-- Task statement --
Copy out every line that contains "JSON".

# Start of Data for the task

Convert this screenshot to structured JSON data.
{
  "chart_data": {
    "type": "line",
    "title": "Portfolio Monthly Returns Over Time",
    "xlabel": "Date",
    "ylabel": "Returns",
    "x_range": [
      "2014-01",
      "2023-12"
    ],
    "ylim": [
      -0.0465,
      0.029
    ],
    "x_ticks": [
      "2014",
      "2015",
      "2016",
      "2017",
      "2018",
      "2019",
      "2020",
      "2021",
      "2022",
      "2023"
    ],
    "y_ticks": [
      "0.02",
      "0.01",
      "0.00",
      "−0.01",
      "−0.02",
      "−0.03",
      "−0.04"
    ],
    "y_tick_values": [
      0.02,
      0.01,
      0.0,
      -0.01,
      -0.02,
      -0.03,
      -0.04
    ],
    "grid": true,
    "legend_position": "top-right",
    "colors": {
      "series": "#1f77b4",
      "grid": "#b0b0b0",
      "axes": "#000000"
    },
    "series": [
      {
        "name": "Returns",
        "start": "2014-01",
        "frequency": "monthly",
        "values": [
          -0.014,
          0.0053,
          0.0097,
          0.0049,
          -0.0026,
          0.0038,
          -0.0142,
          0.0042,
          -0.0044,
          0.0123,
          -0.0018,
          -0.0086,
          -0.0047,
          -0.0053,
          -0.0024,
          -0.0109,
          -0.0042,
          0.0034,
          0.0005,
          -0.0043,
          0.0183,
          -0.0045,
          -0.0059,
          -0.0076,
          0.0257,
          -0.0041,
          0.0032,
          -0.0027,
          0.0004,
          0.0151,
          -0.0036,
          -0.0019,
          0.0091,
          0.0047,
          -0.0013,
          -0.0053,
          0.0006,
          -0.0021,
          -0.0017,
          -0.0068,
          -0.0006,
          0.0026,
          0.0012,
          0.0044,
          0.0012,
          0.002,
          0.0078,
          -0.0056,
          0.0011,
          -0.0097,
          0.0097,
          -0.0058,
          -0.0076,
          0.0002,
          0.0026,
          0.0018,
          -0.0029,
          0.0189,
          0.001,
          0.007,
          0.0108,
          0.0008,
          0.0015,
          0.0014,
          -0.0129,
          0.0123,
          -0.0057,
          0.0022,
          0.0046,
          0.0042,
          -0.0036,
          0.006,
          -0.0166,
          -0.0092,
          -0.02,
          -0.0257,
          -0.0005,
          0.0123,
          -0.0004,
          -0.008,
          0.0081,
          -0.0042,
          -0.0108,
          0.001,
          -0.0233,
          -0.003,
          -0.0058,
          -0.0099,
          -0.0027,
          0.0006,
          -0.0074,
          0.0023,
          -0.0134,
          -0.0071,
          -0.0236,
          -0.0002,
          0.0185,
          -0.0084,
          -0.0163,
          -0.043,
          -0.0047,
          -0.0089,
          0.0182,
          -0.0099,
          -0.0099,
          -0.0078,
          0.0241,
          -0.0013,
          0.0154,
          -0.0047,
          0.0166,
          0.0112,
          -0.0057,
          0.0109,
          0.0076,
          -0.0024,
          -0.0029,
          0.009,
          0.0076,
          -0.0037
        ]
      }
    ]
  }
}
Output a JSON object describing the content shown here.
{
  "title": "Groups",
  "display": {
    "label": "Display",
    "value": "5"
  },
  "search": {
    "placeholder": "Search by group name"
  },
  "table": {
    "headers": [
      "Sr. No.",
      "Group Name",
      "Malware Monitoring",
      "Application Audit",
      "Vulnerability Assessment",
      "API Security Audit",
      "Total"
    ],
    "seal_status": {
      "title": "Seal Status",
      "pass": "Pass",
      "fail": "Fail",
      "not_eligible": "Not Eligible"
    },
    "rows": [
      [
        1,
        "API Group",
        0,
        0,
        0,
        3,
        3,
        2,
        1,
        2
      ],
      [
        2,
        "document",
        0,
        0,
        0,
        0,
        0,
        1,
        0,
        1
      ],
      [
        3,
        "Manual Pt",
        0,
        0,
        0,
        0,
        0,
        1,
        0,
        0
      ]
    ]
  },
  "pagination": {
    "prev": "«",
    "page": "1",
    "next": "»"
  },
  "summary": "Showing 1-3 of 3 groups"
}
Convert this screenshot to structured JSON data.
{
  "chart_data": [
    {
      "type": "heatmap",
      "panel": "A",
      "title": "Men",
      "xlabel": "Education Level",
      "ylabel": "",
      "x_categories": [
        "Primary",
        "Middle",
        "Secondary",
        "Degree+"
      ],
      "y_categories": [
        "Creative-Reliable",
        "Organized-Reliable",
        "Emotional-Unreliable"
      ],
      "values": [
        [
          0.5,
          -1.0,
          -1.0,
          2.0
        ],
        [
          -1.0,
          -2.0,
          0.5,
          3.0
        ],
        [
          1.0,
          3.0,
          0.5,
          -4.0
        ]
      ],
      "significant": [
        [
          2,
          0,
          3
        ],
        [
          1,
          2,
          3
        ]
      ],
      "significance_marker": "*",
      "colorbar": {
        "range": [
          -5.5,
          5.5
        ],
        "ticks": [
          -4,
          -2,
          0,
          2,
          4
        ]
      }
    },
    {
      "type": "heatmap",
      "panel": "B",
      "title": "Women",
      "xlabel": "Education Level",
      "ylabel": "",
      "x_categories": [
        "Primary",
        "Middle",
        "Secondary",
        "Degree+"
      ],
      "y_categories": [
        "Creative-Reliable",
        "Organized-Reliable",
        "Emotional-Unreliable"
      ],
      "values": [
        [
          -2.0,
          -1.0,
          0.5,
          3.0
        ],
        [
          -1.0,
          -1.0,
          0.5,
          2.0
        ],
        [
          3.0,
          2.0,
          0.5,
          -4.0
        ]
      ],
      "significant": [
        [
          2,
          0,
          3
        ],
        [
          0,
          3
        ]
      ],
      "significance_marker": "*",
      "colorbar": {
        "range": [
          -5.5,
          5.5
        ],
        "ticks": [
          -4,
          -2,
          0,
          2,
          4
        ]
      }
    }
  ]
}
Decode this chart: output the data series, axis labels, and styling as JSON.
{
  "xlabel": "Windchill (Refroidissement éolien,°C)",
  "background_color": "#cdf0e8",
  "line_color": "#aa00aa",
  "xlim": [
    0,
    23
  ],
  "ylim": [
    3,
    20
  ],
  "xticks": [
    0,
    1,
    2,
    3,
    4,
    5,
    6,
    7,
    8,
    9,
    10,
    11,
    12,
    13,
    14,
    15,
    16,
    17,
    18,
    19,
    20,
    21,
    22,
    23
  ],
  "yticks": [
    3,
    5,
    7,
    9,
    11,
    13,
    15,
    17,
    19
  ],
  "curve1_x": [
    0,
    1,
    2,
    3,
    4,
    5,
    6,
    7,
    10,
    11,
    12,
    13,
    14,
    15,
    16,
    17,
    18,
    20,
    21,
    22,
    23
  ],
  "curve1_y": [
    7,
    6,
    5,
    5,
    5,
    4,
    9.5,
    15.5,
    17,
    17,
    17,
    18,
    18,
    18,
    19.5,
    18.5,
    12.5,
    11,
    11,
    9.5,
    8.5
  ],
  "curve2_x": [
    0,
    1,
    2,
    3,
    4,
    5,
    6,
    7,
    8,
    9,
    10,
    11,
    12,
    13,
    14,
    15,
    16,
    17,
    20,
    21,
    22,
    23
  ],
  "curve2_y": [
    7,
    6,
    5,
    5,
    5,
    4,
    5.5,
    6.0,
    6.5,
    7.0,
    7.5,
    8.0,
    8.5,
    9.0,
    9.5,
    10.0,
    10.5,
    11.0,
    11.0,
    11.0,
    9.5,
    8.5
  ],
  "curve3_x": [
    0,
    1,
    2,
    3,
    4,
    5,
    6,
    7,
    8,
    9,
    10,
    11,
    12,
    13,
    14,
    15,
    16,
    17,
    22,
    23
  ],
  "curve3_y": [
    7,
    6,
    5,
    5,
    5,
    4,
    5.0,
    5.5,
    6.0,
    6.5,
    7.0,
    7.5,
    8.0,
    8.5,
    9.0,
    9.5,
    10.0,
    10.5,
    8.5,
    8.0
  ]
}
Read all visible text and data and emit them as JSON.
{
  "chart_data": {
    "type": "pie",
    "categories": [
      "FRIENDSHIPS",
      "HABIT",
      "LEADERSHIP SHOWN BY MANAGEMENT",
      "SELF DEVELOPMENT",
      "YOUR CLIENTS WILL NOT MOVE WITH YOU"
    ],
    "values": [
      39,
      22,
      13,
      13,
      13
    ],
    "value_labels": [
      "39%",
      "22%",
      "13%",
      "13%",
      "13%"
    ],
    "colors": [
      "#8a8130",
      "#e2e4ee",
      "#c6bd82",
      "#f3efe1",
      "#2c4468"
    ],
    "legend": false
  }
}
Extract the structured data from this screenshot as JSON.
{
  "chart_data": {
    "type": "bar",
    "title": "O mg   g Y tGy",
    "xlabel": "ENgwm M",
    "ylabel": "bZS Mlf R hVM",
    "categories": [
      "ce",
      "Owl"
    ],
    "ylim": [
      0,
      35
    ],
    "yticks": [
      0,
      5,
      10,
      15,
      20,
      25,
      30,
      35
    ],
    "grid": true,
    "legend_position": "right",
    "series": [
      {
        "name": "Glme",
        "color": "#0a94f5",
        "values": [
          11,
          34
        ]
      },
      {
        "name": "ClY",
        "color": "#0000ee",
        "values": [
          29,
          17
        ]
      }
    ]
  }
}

# End of Data for the task

-- Solution to this problem --
Convert this screenshot to structured JSON data.
Output a JSON object describing the content shown here.
Convert this screenshot to structured JSON data.
Decode this chart: output the data series, axis labels, and styling as JSON.
Read all visible text and data and emit them as JSON.
Extract the structured data from this screenshot as JSON.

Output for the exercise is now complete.